• _TO BE DONE_
Return all lines where the word "What" can be found.

>> Start RECORDS SUPPLIED

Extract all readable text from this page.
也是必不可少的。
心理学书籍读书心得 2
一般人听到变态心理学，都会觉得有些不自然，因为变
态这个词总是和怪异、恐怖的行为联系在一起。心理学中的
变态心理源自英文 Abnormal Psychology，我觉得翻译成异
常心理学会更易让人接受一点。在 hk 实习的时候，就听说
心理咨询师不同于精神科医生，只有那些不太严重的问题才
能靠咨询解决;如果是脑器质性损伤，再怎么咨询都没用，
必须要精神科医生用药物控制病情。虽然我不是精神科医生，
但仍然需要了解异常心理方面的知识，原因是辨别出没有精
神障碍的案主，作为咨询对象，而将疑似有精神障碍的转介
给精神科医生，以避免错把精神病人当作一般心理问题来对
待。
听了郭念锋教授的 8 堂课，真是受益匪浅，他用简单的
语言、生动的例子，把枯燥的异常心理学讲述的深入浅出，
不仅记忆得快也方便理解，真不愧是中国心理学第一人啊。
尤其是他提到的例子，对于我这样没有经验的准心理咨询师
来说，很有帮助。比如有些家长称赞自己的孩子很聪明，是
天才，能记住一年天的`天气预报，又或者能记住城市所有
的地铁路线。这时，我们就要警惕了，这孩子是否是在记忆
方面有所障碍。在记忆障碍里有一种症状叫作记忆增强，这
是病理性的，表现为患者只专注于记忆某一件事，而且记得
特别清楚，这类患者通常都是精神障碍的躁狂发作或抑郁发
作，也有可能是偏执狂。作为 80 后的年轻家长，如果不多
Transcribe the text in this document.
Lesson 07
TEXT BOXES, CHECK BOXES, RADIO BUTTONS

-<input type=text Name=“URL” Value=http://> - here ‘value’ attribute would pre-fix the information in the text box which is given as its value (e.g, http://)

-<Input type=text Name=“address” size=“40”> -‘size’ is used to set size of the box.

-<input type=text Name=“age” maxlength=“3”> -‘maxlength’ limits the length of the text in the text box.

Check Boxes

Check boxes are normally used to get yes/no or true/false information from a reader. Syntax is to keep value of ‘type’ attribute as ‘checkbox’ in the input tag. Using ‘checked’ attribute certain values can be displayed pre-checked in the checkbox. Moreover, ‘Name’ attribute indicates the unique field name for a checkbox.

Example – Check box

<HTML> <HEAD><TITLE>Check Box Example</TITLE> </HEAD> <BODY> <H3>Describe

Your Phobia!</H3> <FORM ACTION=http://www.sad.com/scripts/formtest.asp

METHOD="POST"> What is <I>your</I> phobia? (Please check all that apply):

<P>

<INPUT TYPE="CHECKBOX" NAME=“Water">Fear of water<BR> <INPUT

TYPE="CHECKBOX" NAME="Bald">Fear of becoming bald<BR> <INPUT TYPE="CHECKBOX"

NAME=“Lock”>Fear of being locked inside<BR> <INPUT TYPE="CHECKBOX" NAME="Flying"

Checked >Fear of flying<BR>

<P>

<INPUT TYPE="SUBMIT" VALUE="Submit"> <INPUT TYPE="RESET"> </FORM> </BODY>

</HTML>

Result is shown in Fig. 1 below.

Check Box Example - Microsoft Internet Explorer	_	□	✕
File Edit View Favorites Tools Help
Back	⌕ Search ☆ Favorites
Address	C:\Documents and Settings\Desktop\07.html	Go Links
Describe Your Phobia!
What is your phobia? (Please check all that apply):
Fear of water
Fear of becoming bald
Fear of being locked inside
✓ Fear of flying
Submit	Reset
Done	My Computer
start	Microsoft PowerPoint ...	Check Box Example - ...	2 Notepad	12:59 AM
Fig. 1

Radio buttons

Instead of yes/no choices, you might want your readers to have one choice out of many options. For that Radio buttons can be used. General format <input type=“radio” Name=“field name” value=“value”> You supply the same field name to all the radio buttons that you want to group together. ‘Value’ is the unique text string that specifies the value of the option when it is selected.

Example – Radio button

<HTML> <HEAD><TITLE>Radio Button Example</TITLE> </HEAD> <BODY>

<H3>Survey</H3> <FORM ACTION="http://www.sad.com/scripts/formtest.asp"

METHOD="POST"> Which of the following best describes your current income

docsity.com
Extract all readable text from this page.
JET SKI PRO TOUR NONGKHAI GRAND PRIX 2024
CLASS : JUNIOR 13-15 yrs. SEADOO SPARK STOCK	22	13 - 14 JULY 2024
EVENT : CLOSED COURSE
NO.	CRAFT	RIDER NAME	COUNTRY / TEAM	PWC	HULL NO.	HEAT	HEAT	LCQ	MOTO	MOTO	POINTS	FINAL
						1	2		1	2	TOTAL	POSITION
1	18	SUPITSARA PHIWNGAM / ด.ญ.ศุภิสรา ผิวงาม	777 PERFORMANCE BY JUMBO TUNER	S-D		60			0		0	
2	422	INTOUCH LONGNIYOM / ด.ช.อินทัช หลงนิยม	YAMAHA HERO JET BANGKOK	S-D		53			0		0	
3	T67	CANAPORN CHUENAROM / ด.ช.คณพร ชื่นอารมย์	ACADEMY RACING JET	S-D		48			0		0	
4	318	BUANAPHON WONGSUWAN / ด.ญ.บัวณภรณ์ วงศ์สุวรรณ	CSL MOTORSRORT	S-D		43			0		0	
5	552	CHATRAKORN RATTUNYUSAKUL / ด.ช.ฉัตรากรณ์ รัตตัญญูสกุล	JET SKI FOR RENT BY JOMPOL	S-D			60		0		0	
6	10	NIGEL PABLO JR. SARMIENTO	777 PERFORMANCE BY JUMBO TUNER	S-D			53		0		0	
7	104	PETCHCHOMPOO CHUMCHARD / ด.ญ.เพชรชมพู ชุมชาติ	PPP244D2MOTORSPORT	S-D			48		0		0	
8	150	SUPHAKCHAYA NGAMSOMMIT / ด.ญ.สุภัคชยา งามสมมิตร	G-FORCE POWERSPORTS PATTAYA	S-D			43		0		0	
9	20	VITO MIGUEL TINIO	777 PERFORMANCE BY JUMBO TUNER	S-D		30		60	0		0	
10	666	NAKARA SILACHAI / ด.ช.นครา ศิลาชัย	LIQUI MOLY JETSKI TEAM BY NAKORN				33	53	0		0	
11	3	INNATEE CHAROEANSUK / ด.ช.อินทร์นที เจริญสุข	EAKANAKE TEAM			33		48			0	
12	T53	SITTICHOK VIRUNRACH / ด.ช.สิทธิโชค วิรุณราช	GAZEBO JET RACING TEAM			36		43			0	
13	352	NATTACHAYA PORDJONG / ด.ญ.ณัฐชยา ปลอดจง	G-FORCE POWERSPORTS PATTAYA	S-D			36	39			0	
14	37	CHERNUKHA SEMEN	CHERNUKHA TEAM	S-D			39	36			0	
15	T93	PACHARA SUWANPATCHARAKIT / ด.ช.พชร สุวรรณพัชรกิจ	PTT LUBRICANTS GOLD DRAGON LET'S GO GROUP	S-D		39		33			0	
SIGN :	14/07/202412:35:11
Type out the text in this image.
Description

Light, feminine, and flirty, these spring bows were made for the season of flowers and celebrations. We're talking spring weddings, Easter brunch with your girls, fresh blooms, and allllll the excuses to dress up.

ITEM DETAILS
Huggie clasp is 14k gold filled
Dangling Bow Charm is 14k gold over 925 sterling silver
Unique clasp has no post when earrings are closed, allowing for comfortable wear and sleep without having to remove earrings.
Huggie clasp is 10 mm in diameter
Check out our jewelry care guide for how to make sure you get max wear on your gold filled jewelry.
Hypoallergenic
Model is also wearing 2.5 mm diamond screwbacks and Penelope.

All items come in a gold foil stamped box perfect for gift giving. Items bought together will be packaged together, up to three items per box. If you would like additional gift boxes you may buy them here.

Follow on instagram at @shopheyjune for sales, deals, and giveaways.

>> End RECORDS SUPPLIED

• _WRITTEN SOLUTION_
METHOD="POST"> What is <I>your</I> phobia? (Please check all that apply):
What is your phobia? (Please check all that apply):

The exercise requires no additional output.